[Data records]
+ + + + + + +
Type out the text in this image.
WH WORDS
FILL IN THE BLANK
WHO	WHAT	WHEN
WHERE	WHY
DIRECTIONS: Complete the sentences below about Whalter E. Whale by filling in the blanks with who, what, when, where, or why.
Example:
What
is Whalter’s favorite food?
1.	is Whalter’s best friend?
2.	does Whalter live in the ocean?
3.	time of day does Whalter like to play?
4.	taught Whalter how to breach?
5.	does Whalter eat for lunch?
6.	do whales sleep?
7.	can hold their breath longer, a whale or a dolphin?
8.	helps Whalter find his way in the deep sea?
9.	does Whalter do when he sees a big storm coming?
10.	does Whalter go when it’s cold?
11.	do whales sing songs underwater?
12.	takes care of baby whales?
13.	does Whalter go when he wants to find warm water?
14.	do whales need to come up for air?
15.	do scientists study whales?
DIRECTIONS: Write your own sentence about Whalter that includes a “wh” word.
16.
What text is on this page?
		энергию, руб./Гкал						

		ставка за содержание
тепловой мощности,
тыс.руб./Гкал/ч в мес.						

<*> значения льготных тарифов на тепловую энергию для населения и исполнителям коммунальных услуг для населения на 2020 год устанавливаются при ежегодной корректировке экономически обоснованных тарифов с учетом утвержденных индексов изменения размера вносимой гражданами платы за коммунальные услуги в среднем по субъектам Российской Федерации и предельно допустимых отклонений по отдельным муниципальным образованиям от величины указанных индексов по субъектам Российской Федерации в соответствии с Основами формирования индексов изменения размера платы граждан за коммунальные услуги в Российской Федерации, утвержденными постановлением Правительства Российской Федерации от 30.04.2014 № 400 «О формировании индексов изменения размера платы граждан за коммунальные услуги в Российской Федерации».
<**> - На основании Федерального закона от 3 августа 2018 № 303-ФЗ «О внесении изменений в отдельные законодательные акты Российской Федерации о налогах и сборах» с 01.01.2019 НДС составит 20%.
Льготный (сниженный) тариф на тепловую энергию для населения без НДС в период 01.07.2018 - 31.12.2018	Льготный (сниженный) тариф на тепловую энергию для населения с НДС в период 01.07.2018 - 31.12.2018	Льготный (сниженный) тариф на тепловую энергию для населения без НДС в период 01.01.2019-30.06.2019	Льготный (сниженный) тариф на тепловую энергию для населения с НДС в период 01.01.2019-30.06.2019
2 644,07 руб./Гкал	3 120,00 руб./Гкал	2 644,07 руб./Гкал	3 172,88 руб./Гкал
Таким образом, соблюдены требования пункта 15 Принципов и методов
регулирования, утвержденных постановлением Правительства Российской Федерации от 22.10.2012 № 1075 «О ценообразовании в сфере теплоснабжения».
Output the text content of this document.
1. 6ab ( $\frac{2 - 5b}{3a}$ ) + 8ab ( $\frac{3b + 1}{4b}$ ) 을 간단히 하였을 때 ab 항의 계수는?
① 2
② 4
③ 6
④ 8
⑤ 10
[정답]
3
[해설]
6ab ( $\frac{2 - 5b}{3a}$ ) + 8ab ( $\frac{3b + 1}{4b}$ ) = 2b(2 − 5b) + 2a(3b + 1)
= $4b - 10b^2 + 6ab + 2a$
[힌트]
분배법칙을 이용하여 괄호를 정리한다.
+ + + + + + +
→ Exercise requirements
For the listing above, identify each line bearing "this".

→ Answer to the problem
Type out the text in this image.
What text is on this page?
Output the text content of this document.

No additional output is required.